DIRECTIONS: Exactly reproduce all the records, keeping pictures out of the copy.

DATASET ENTRIES:

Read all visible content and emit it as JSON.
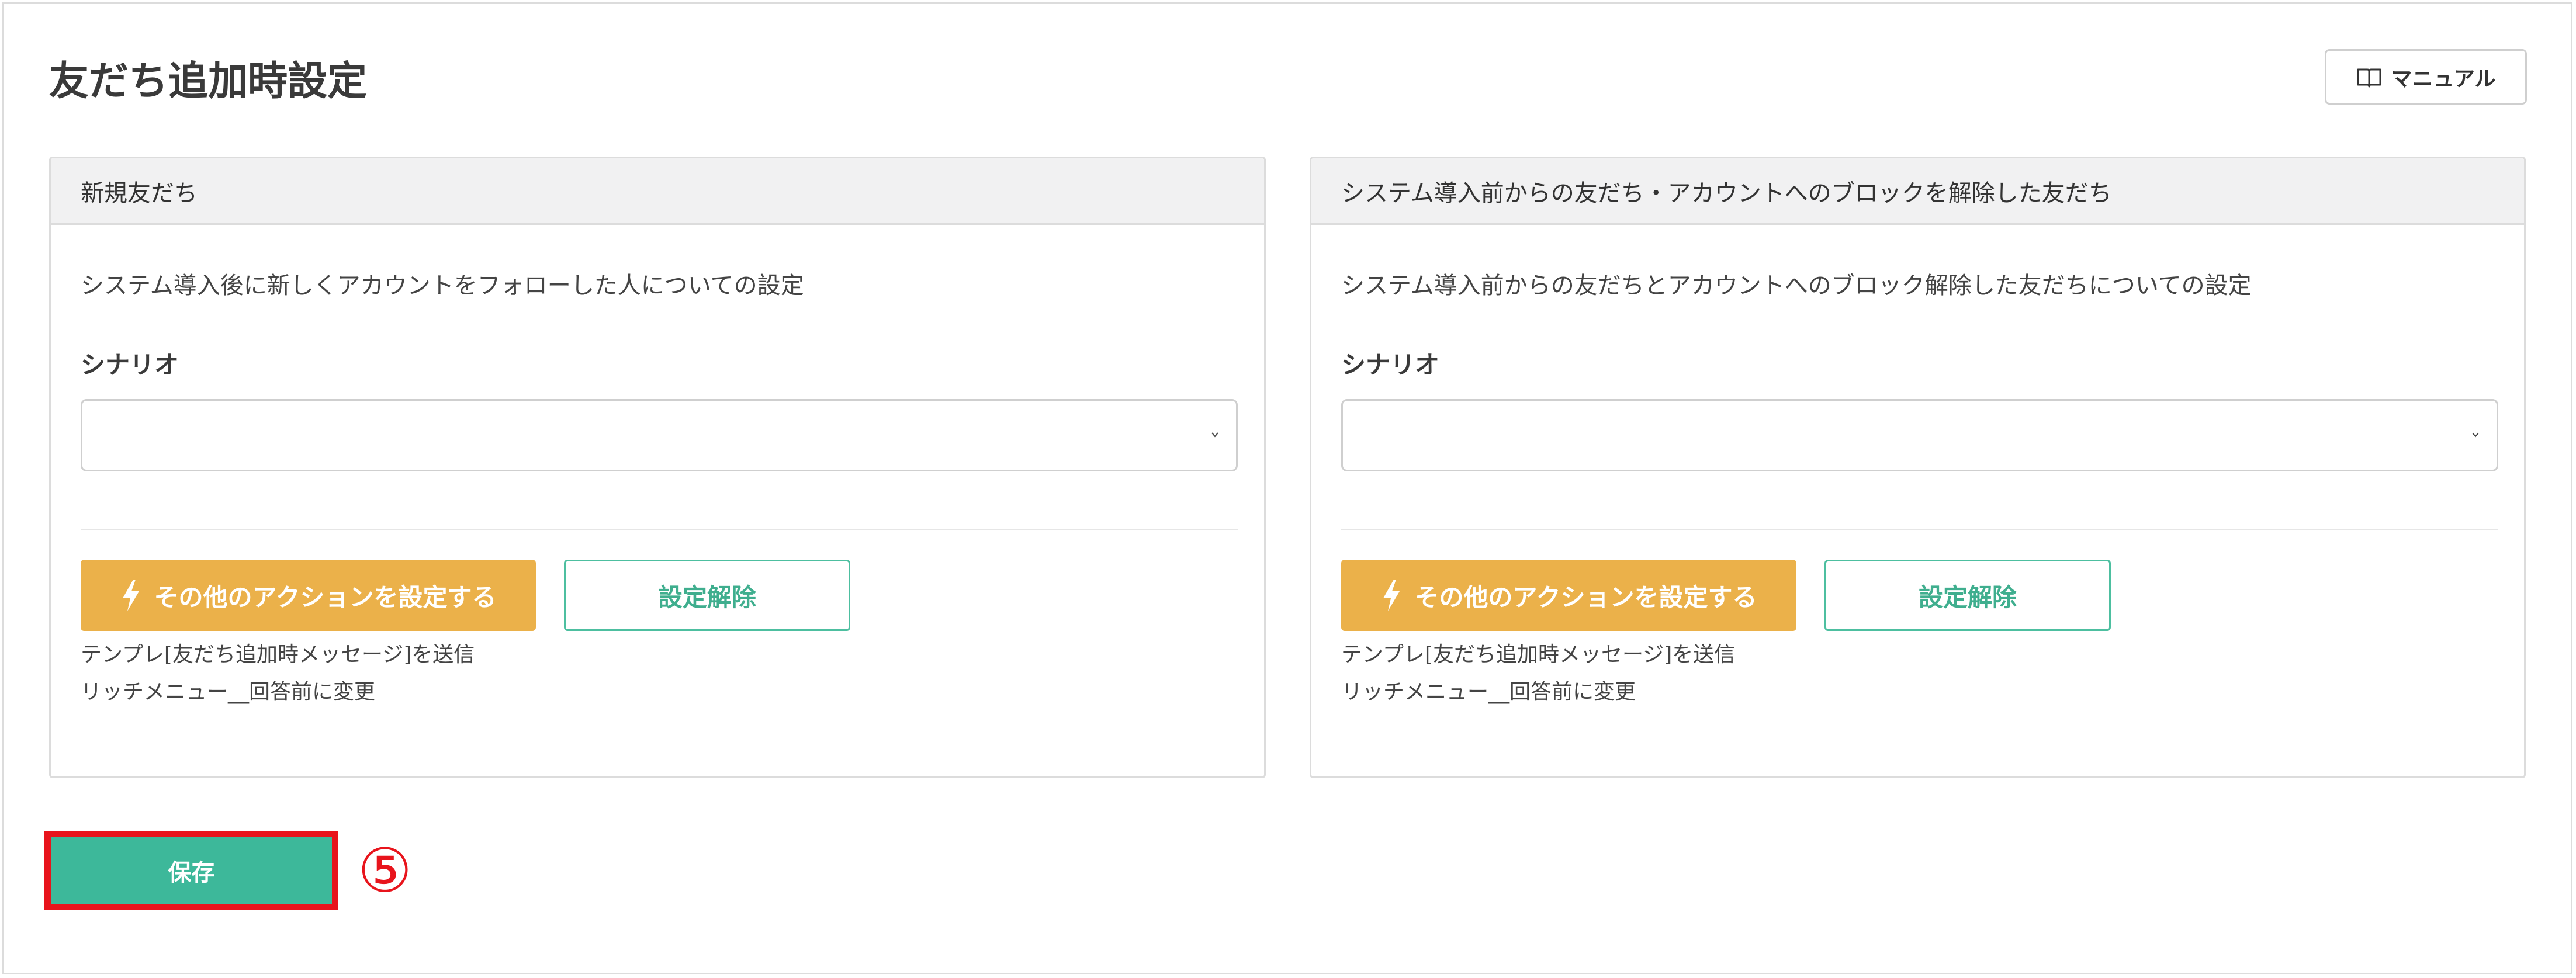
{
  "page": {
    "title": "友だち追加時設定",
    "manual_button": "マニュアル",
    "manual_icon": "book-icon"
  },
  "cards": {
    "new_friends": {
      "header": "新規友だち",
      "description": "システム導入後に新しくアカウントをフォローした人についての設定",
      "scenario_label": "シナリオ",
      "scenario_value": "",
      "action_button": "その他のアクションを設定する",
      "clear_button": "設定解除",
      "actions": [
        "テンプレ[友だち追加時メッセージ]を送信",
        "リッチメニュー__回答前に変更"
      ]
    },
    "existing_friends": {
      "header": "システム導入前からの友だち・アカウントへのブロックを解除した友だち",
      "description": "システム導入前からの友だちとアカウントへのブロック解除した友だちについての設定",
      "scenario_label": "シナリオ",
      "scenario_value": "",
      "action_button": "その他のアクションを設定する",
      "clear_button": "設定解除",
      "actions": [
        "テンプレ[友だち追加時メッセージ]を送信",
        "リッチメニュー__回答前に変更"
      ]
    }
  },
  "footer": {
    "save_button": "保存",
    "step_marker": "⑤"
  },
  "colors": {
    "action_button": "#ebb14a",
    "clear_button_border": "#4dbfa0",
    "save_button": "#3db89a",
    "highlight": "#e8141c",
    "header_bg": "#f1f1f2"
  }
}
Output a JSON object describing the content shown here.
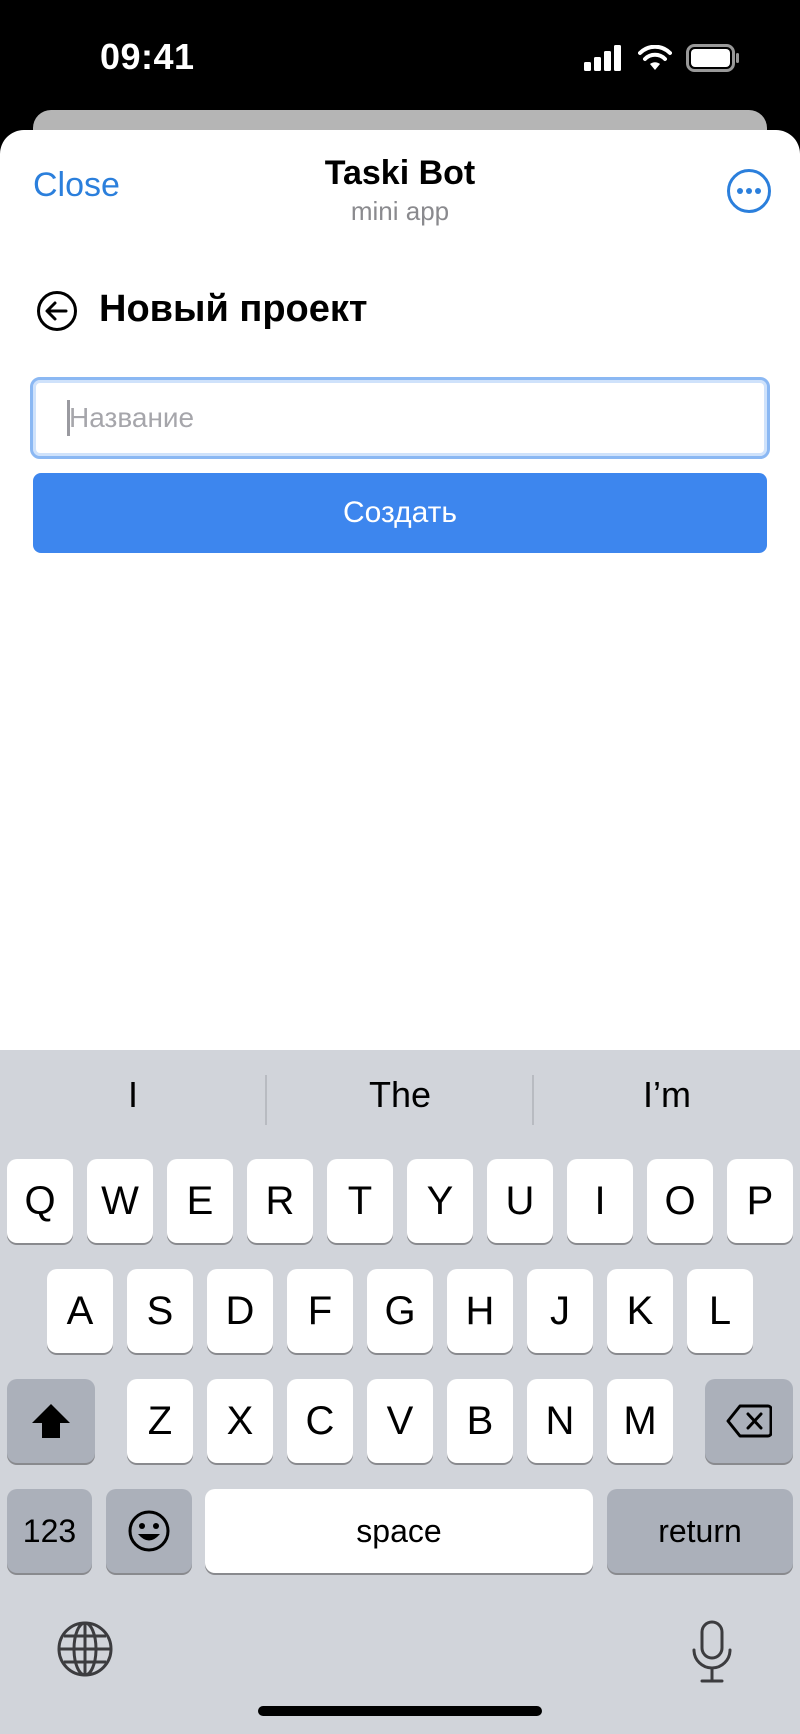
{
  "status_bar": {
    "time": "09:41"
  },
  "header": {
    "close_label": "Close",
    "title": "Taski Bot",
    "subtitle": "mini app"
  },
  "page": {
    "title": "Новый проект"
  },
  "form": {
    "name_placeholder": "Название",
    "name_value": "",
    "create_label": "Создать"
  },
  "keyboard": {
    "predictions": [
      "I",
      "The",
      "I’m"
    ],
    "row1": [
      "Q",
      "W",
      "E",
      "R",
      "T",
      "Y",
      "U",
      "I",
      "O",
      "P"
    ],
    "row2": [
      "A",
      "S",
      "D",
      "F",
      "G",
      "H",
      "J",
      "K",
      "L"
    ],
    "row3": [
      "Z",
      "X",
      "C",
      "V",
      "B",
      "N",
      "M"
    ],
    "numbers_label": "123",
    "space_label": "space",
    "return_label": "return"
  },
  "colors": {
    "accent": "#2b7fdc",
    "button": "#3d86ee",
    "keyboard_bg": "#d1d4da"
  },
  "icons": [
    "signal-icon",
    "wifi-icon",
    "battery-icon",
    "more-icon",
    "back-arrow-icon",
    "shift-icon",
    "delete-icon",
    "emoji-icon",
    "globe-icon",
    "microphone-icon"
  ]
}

PROBLEM SOLUTION:
Read all visible content and emit it as JSON.
{
  "page": {
    "title": "友だち追加時設定",
    "manual_button": "マニュアル",
    "manual_icon": "book-icon"
  },
  "cards": {
    "new_friends": {
      "header": "新規友だち",
      "description": "システム導入後に新しくアカウントをフォローした人についての設定",
      "scenario_label": "シナリオ",
      "scenario_value": "",
      "action_button": "その他のアクションを設定する",
      "clear_button": "設定解除",
      "actions": [
        "テンプレ[友だち追加時メッセージ]を送信",
        "リッチメニュー__回答前に変更"
      ]
    },
    "existing_friends": {
      "header": "システム導入前からの友だち・アカウントへのブロックを解除した友だち",
      "description": "システム導入前からの友だちとアカウントへのブロック解除した友だちについての設定",
      "scenario_label": "シナリオ",
      "scenario_value": "",
      "action_button": "その他のアクションを設定する",
      "clear_button": "設定解除",
      "actions": [
        "テンプレ[友だち追加時メッセージ]を送信",
        "リッチメニュー__回答前に変更"
      ]
    }
  },
  "footer": {
    "save_button": "保存",
    "step_marker": "⑤"
  },
  "colors": {
    "action_button": "#ebb14a",
    "clear_button_border": "#4dbfa0",
    "save_button": "#3db89a",
    "highlight": "#e8141c",
    "header_bg": "#f1f1f2"
  }
}
Output a JSON object describing the content shown here.
{
  "status_bar": {
    "time": "09:41"
  },
  "header": {
    "close_label": "Close",
    "title": "Taski Bot",
    "subtitle": "mini app"
  },
  "page": {
    "title": "Новый проект"
  },
  "form": {
    "name_placeholder": "Название",
    "name_value": "",
    "create_label": "Создать"
  },
  "keyboard": {
    "predictions": [
      "I",
      "The",
      "I’m"
    ],
    "row1": [
      "Q",
      "W",
      "E",
      "R",
      "T",
      "Y",
      "U",
      "I",
      "O",
      "P"
    ],
    "row2": [
      "A",
      "S",
      "D",
      "F",
      "G",
      "H",
      "J",
      "K",
      "L"
    ],
    "row3": [
      "Z",
      "X",
      "C",
      "V",
      "B",
      "N",
      "M"
    ],
    "numbers_label": "123",
    "space_label": "space",
    "return_label": "return"
  },
  "colors": {
    "accent": "#2b7fdc",
    "button": "#3d86ee",
    "keyboard_bg": "#d1d4da"
  },
  "icons": [
    "signal-icon",
    "wifi-icon",
    "battery-icon",
    "more-icon",
    "back-arrow-icon",
    "shift-icon",
    "delete-icon",
    "emoji-icon",
    "globe-icon",
    "microphone-icon"
  ]
}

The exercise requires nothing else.